───── RECORDS SHOWN ─────

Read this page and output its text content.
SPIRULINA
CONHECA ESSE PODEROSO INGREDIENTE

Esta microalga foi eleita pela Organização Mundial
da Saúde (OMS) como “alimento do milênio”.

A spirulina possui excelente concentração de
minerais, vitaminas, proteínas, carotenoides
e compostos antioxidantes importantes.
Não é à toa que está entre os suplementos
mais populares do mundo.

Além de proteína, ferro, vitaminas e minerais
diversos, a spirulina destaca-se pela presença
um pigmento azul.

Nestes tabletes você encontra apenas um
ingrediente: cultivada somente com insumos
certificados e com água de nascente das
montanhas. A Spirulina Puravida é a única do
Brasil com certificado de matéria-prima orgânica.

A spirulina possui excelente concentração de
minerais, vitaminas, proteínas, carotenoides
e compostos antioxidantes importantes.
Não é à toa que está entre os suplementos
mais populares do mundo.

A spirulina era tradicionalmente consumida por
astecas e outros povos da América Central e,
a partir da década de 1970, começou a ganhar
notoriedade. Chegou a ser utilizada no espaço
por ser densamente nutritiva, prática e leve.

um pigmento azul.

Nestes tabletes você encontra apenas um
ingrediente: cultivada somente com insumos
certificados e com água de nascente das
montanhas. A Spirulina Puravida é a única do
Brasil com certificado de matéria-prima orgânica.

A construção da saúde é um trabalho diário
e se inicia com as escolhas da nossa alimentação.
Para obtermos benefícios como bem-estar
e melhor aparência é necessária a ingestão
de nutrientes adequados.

─────

DIRECTIONS = Respond with the number of lines containing "como" and no additional words.

FINISHED TASK = 2